WORK TO BE COMPLETED: Copy out the whole listing exactly as written, leaving the pictures behind.

---------- THE DATA

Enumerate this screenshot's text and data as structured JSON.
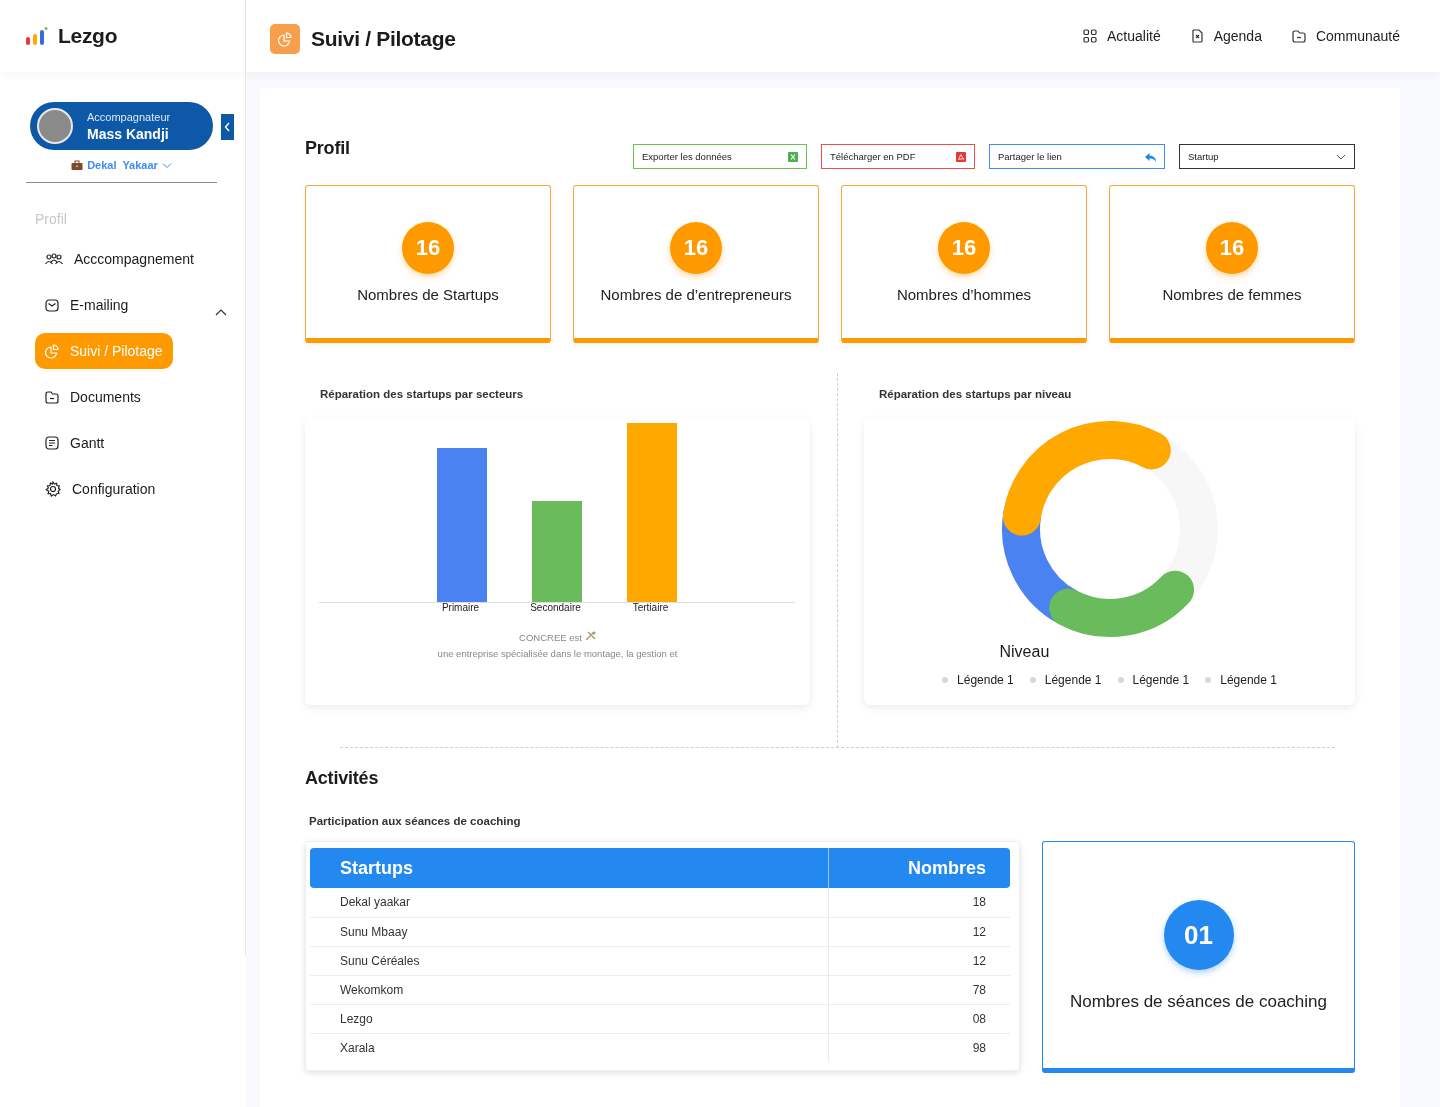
{
  "brand": {
    "name": "Lezgo"
  },
  "profile": {
    "role": "Accompagnateur",
    "name": "Mass Kandji",
    "company": "Dekal  Yakaar"
  },
  "sidebar": {
    "section": "Profil",
    "items": [
      {
        "label": "Acccompagnement",
        "selected": false
      },
      {
        "label": "E-mailing",
        "selected": false,
        "expanded": true
      },
      {
        "label": "Suivi / Pilotage",
        "selected": true
      },
      {
        "label": "Documents",
        "selected": false
      },
      {
        "label": "Gantt",
        "selected": false
      },
      {
        "label": "Configuration",
        "selected": false
      }
    ]
  },
  "header": {
    "title": "Suivi / Pilotage",
    "links": [
      "Actualité",
      "Agenda",
      "Communauté"
    ]
  },
  "profil": {
    "title": "Profil",
    "actions": [
      {
        "label": "Exporter les données",
        "kind": "excel"
      },
      {
        "label": "Télécharger en PDF",
        "kind": "pdf"
      },
      {
        "label": "Partager le lien",
        "kind": "share"
      }
    ],
    "select": {
      "value": "Startup"
    },
    "stats": [
      {
        "value": "16",
        "label": "Nombres de Startups"
      },
      {
        "value": "16",
        "label": "Nombres de d’entrepreneurs"
      },
      {
        "value": "16",
        "label": "Nombres d’hommes"
      },
      {
        "value": "16",
        "label": "Nombres de femmes"
      }
    ]
  },
  "sector_chart": {
    "title": "Réparation des startups  par secteurs",
    "bars": [
      {
        "label": "Primaire",
        "color": "#4a82f2"
      },
      {
        "label": "Secondaire",
        "color": "#69bb5c"
      },
      {
        "label": "Tertiaire",
        "color": "#ffa800"
      }
    ],
    "caption_start": "CONCREE est",
    "caption_end": "une entreprise spécialisée dans le montage, la gestion et"
  },
  "level_chart": {
    "title": "Réparation des startups par niveau",
    "center": "Niveau",
    "segments": [
      {
        "color": "#4a82f2"
      },
      {
        "color": "#69bb5c"
      },
      {
        "color": "#ffa800"
      }
    ],
    "legend": [
      "Légende 1",
      "Légende 1",
      "Légende 1",
      "Légende 1"
    ]
  },
  "activites": {
    "title": "Activités",
    "subtitle": "Participation aux séances de coaching",
    "table": {
      "columns": [
        "Startups",
        "Nombres"
      ],
      "rows": [
        [
          "Dekal yaakar",
          "18"
        ],
        [
          "Sunu Mbaay",
          "12"
        ],
        [
          "Sunu Céréales",
          "12"
        ],
        [
          "Wekomkom",
          "78"
        ],
        [
          "Lezgo",
          "08"
        ],
        [
          "Xarala",
          "98"
        ]
      ]
    },
    "coaching": {
      "value": "01",
      "label": "Nombres de séances de coaching"
    }
  }
}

--------------------

TASK OUTPUT:
Enumerate this screenshot's text and data as structured JSON.
{
  "brand": {
    "name": "Lezgo"
  },
  "profile": {
    "role": "Accompagnateur",
    "name": "Mass Kandji",
    "company": "Dekal  Yakaar"
  },
  "sidebar": {
    "section": "Profil",
    "items": [
      {
        "label": "Acccompagnement",
        "selected": false
      },
      {
        "label": "E-mailing",
        "selected": false,
        "expanded": true
      },
      {
        "label": "Suivi / Pilotage",
        "selected": true
      },
      {
        "label": "Documents",
        "selected": false
      },
      {
        "label": "Gantt",
        "selected": false
      },
      {
        "label": "Configuration",
        "selected": false
      }
    ]
  },
  "header": {
    "title": "Suivi / Pilotage",
    "links": [
      "Actualité",
      "Agenda",
      "Communauté"
    ]
  },
  "profil": {
    "title": "Profil",
    "actions": [
      {
        "label": "Exporter les données",
        "kind": "excel"
      },
      {
        "label": "Télécharger en PDF",
        "kind": "pdf"
      },
      {
        "label": "Partager le lien",
        "kind": "share"
      }
    ],
    "select": {
      "value": "Startup"
    },
    "stats": [
      {
        "value": "16",
        "label": "Nombres de Startups"
      },
      {
        "value": "16",
        "label": "Nombres de d’entrepreneurs"
      },
      {
        "value": "16",
        "label": "Nombres d’hommes"
      },
      {
        "value": "16",
        "label": "Nombres de femmes"
      }
    ]
  },
  "sector_chart": {
    "title": "Réparation des startups  par secteurs",
    "bars": [
      {
        "label": "Primaire",
        "color": "#4a82f2"
      },
      {
        "label": "Secondaire",
        "color": "#69bb5c"
      },
      {
        "label": "Tertiaire",
        "color": "#ffa800"
      }
    ],
    "caption_start": "CONCREE est",
    "caption_end": "une entreprise spécialisée dans le montage, la gestion et"
  },
  "level_chart": {
    "title": "Réparation des startups par niveau",
    "center": "Niveau",
    "segments": [
      {
        "color": "#4a82f2"
      },
      {
        "color": "#69bb5c"
      },
      {
        "color": "#ffa800"
      }
    ],
    "legend": [
      "Légende 1",
      "Légende 1",
      "Légende 1",
      "Légende 1"
    ]
  },
  "activites": {
    "title": "Activités",
    "subtitle": "Participation aux séances de coaching",
    "table": {
      "columns": [
        "Startups",
        "Nombres"
      ],
      "rows": [
        [
          "Dekal yaakar",
          "18"
        ],
        [
          "Sunu Mbaay",
          "12"
        ],
        [
          "Sunu Céréales",
          "12"
        ],
        [
          "Wekomkom",
          "78"
        ],
        [
          "Lezgo",
          "08"
        ],
        [
          "Xarala",
          "98"
        ]
      ]
    },
    "coaching": {
      "value": "01",
      "label": "Nombres de séances de coaching"
    }
  }
}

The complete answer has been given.